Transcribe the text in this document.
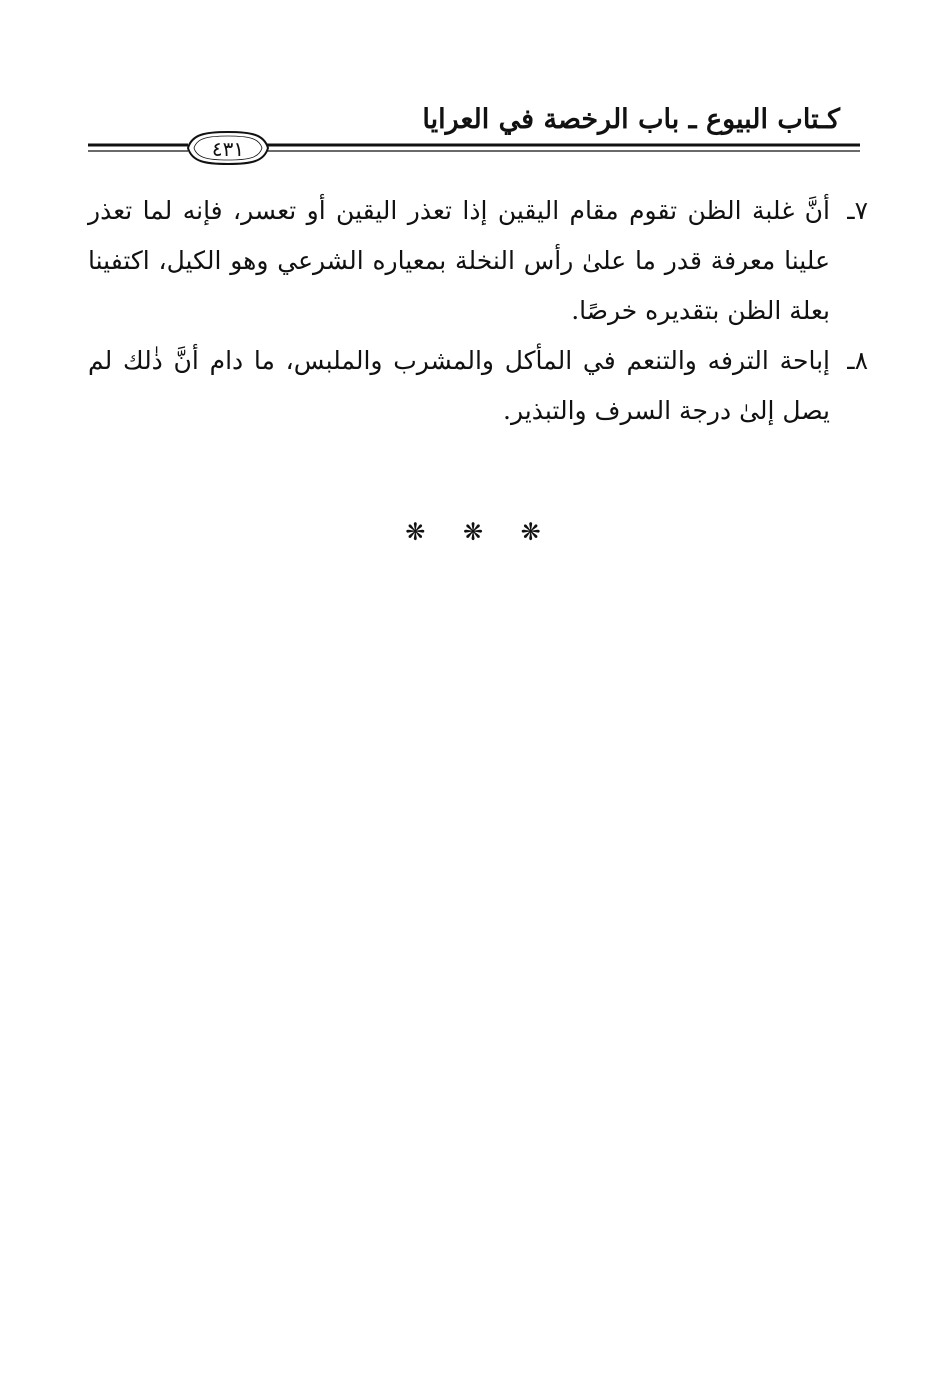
كـتاب البيوع ـ باب الرخصة في العرايا
٤٣١
٧ـ
أنَّ غلبة الظن تقوم مقام اليقين إذا تعذر اليقين أو تعسر، فإنه لما تعذر علينا معرفة قدر ما علىٰ رأس النخلة بمعياره الشرعي وهو الكيل، اكتفينا بعلة الظن بتقديره خرصًا.
٨ـ
إباحة الترفه والتنعم في المأكل والمشرب والملبس، ما دام أنَّ ذٰلك لم يصل إلىٰ درجة السرف والتبذير.
❋ ❋ ❋
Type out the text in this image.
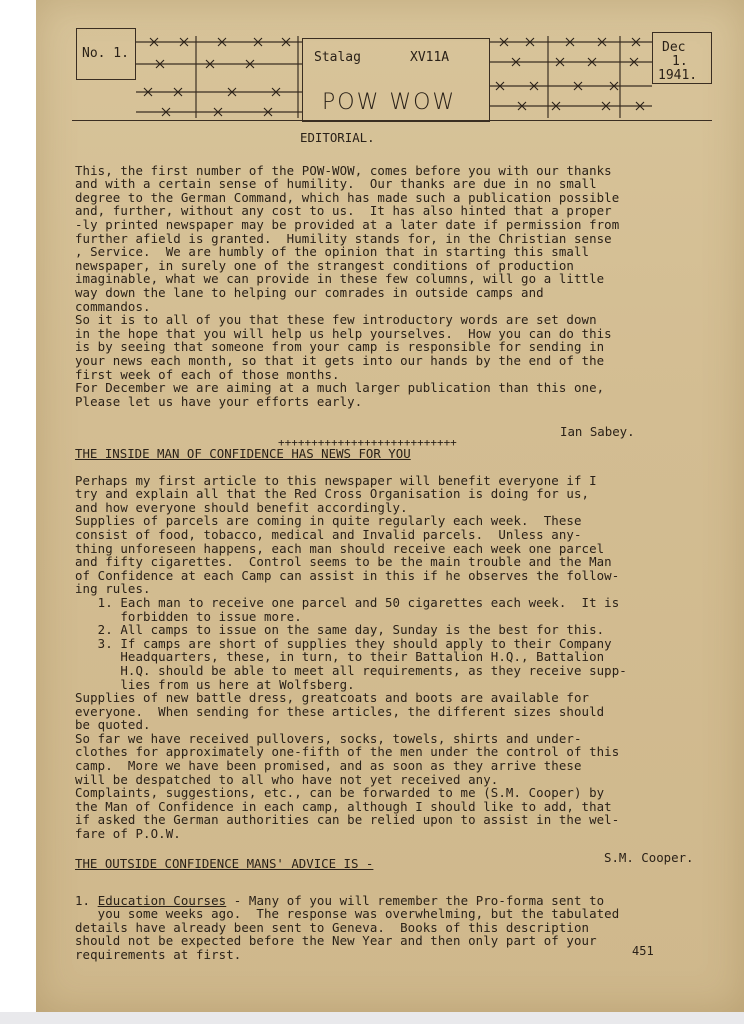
No. 1.	Stalag	XV11A
POW WOW
Dec
1.
1941.
EDITORIAL.

This, the first number of the POW-WOW, comes before you with our thanks
and with a certain sense of humility.  Our thanks are due in no small
degree to the German Command, which has made such a publication possible
and, further, without any cost to us.  It has also hinted that a proper
-ly printed newspaper may be provided at a later date if permission from
further afield is granted.  Humility stands for, in the Christian sense
, Service.  We are humbly of the opinion that in starting this small
newspaper, in surely one of the strangest conditions of production
imaginable, what we can provide in these few columns, will go a little
way down the lane to helping our comrades in outside camps and
commandos.
So it is to all of you that these few introductory words are set down
in the hope that you will help us help yourselves.  How you can do this
is by seeing that someone from your camp is responsible for sending in
your news each month, so that it gets into our hands by the end of the
first week of each of those months.
For December we are aiming at a much larger publication than this one,
Please let us have your efforts early.

Ian Sabey.
+++++++++++++++++++++++++++
THE INSIDE MAN OF CONFIDENCE HAS NEWS FOR YOU

Perhaps my first article to this newspaper will benefit everyone if I
try and explain all that the Red Cross Organisation is doing for us,
and how everyone should benefit accordingly.
Supplies of parcels are coming in quite regularly each week.  These
consist of food, tobacco, medical and Invalid parcels.  Unless any-
thing unforeseen happens, each man should receive each week one parcel
and fifty cigarettes.  Control seems to be the main trouble and the Man
of Confidence at each Camp can assist in this if he observes the follow-
ing rules.
1. Each man to receive one parcel and 50 cigarettes each week.  It is
forbidden to issue more.
2. All camps to issue on the same day, Sunday is the best for this.
3. If camps are short of supplies they should apply to their Company
Headquarters, these, in turn, to their Battalion H.Q., Battalion
H.Q. should be able to meet all requirements, as they receive supp-
lies from us here at Wolfsberg.
Supplies of new battle dress, greatcoats and boots are available for
everyone.  When sending for these articles, the different sizes should
be quoted.
So far we have received pullovers, socks, towels, shirts and under-
clothes for approximately one-fifth of the men under the control of this
camp.  More we have been promised, and as soon as they arrive these
will be despatched to all who have not yet received any.
Complaints, suggestions, etc., can be forwarded to me (S.M. Cooper) by
the Man of Confidence in each camp, although I should like to add, that
if asked the German authorities can be relied upon to assist in the wel-
fare of P.O.W.

S.M. Cooper.
THE OUTSIDE CONFIDENCE MANS' ADVICE IS -

1. Education Courses - Many of you will remember the Pro-forma sent to
you some weeks ago.  The response was overwhelming, but the tabulated
details have already been sent to Geneva.  Books of this description
should not be expected before the New Year and then only part of your
requirements at first.	451
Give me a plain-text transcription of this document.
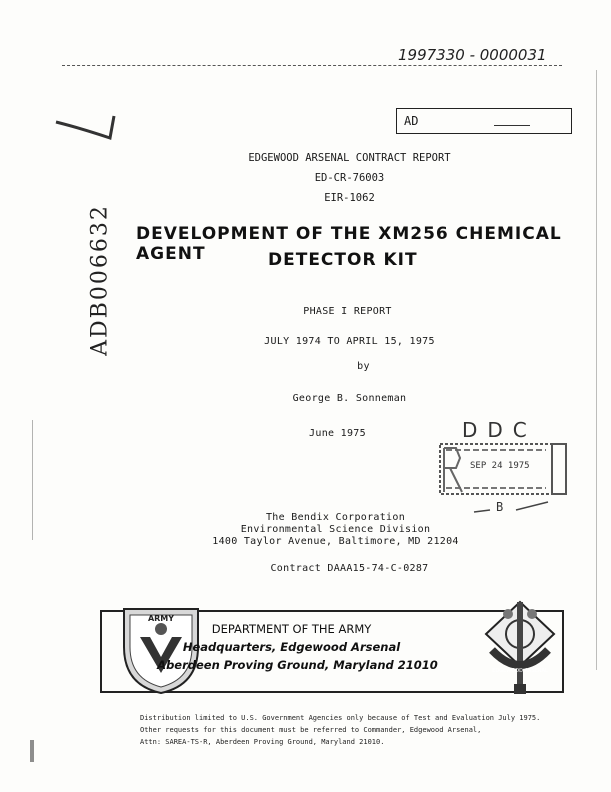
1997330 - 0000031
AD
EDGEWOOD ARSENAL CONTRACT REPORT
ED-CR-76003
EIR-1062
ADB006632 DEVELOPMENT OF THE XM256 CHEMICAL AGENT	DETECTOR KIT
PHASE I REPORT
JULY 1974 TO APRIL 15, 1975
by
George B. Sonneman
June 1975	DDC
SEP 24 1975
B
The Bendix Corporation
Environmental Science Division
1400 Taylor Avenue, Baltimore, MD 21204
Contract DAAA15-74-C-0287
ARMY
DEPARTMENT OF THE ARMY
Headquarters, Edgewood Arsenal
Aberdeen Proving Ground, Maryland 21010	EDGEWOOD ARSENAL
Distribution limited to U.S. Government Agencies only because of Test and Evaluation July 1975.
Other requests for this document must be referred to Commander, Edgewood Arsenal,
Attn: SAREA-TS-R, Aberdeen Proving Ground, Maryland 21010.
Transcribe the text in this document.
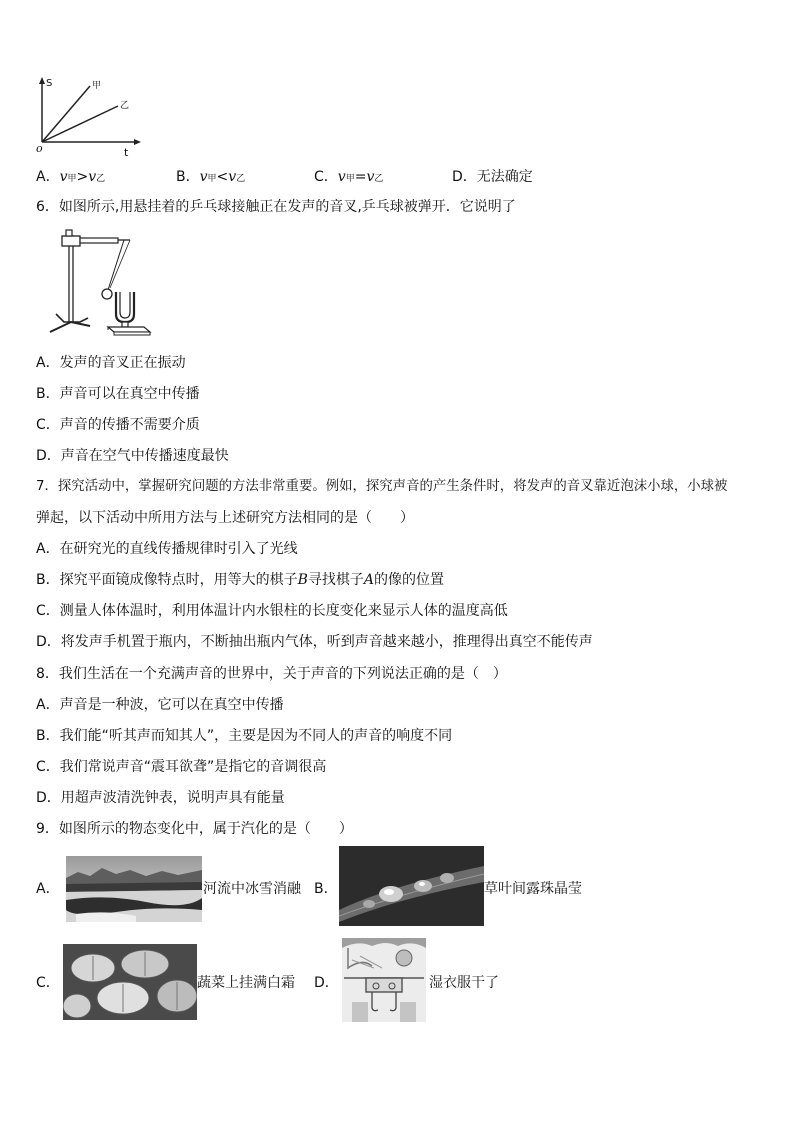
S	甲
乙
o	t
A．v甲>v乙	B．v甲<v乙	C．v甲=v乙	D．无法确定
6．如图所示,用悬挂着的乒乓球接触正在发声的音叉,乒乓球被弹开．它说明了
A．发声的音叉正在振动
B．声音可以在真空中传播
C．声音的传播不需要介质
D．声音在空气中传播速度最快
7．探究活动中，掌握研究问题的方法非常重要。例如，探究声音的产生条件时，将发声的音叉靠近泡沫小球，小球被
弹起，以下活动中所用方法与上述研究方法相同的是（　　）
A．在研究光的直线传播规律时引入了光线
B．探究平面镜成像特点时，用等大的棋子B寻找棋子A的像的位置
C．测量人体体温时，利用体温计内水银柱的长度变化来显示人体的温度高低
D．将发声手机置于瓶内，不断抽出瓶内气体，听到声音越来越小，推理得出真空不能传声
8．我们生活在一个充满声音的世界中，关于声音的下列说法正确的是（　）
A．声音是一种波，它可以在真空中传播
B．我们能“听其声而知其人”，主要是因为不同人的声音的响度不同
C．我们常说声音“震耳欲聋”是指它的音调很高
D．用超声波清洗钟表，说明声具有能量
9．如图所示的物态变化中，属于汽化的是（　　）
A．	河流中冰雪消融 B．	草叶间露珠晶莹
C．	蔬菜上挂满白霜 D．	湿衣服干了
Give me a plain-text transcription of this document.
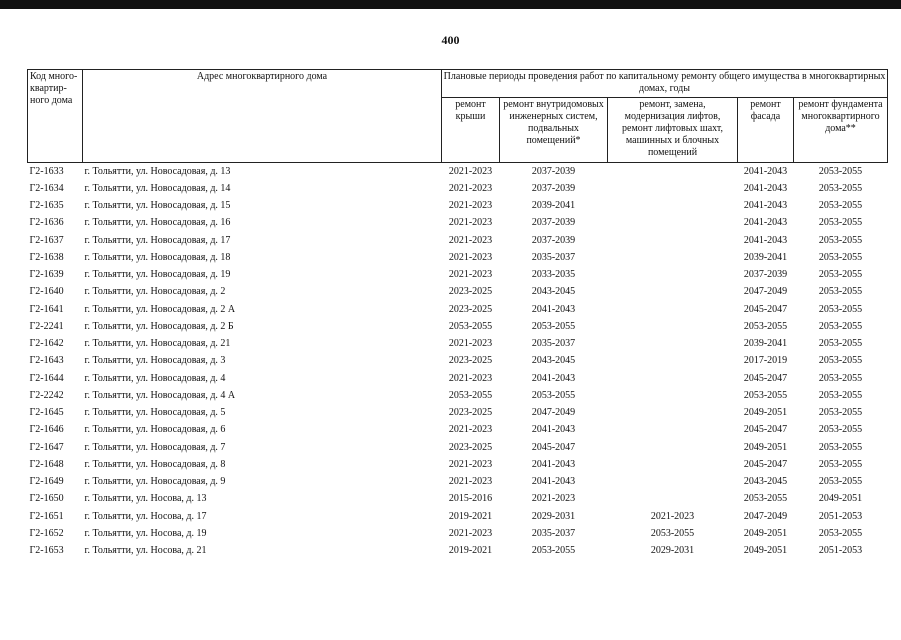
400
Код много-квартир-ного дома	Адрес многоквартирного дома	Плановые периоды проведения работ по капитальному ремонту общего имущества в многоквартирных домах, годы				
		ремонт крыши	ремонт внутридомовых инженерных систем, подвальных помещений*	ремонт, замена, модернизация лифтов, ремонт лифтовых шахт, машинных и блочных помещений	ремонт фасада	ремонт фундамента многоквартирного дома**
Г2-1633	г. Тольятти, ул. Новосадовая, д. 13	2021-2023	2037-2039		2041-2043	2053-2055
Г2-1634	г. Тольятти, ул. Новосадовая, д. 14	2021-2023	2037-2039		2041-2043	2053-2055
Г2-1635	г. Тольятти, ул. Новосадовая, д. 15	2021-2023	2039-2041		2041-2043	2053-2055
Г2-1636	г. Тольятти, ул. Новосадовая, д. 16	2021-2023	2037-2039		2041-2043	2053-2055
Г2-1637	г. Тольятти, ул. Новосадовая, д. 17	2021-2023	2037-2039		2041-2043	2053-2055
Г2-1638	г. Тольятти, ул. Новосадовая, д. 18	2021-2023	2035-2037		2039-2041	2053-2055
Г2-1639	г. Тольятти, ул. Новосадовая, д. 19	2021-2023	2033-2035		2037-2039	2053-2055
Г2-1640	г. Тольятти, ул. Новосадовая, д. 2	2023-2025	2043-2045		2047-2049	2053-2055
Г2-1641	г. Тольятти, ул. Новосадовая, д. 2 А	2023-2025	2041-2043		2045-2047	2053-2055
Г2-2241	г. Тольятти, ул. Новосадовая, д. 2 Б	2053-2055	2053-2055		2053-2055	2053-2055
Г2-1642	г. Тольятти, ул. Новосадовая, д. 21	2021-2023	2035-2037		2039-2041	2053-2055
Г2-1643	г. Тольятти, ул. Новосадовая, д. 3	2023-2025	2043-2045		2017-2019	2053-2055
Г2-1644	г. Тольятти, ул. Новосадовая, д. 4	2021-2023	2041-2043		2045-2047	2053-2055
Г2-2242	г. Тольятти, ул. Новосадовая, д. 4 А	2053-2055	2053-2055		2053-2055	2053-2055
Г2-1645	г. Тольятти, ул. Новосадовая, д. 5	2023-2025	2047-2049		2049-2051	2053-2055
Г2-1646	г. Тольятти, ул. Новосадовая, д. 6	2021-2023	2041-2043		2045-2047	2053-2055
Г2-1647	г. Тольятти, ул. Новосадовая, д. 7	2023-2025	2045-2047		2049-2051	2053-2055
Г2-1648	г. Тольятти, ул. Новосадовая, д. 8	2021-2023	2041-2043		2045-2047	2053-2055
Г2-1649	г. Тольятти, ул. Новосадовая, д. 9	2021-2023	2041-2043		2043-2045	2053-2055
Г2-1650	г. Тольятти, ул. Носова, д. 13	2015-2016	2021-2023		2053-2055	2049-2051
Г2-1651	г. Тольятти, ул. Носова, д. 17	2019-2021	2029-2031	2021-2023	2047-2049	2051-2053
Г2-1652	г. Тольятти, ул. Носова, д. 19	2021-2023	2035-2037	2053-2055	2049-2051	2053-2055
Г2-1653	г. Тольятти, ул. Носова, д. 21	2019-2021	2053-2055	2029-2031	2049-2051	2051-2053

======

● TASK DESCRIPTION:
State how many lines of the listing hold the string "everyone"; reply with the number and nothing else.

● OUTPUT BELOW:
3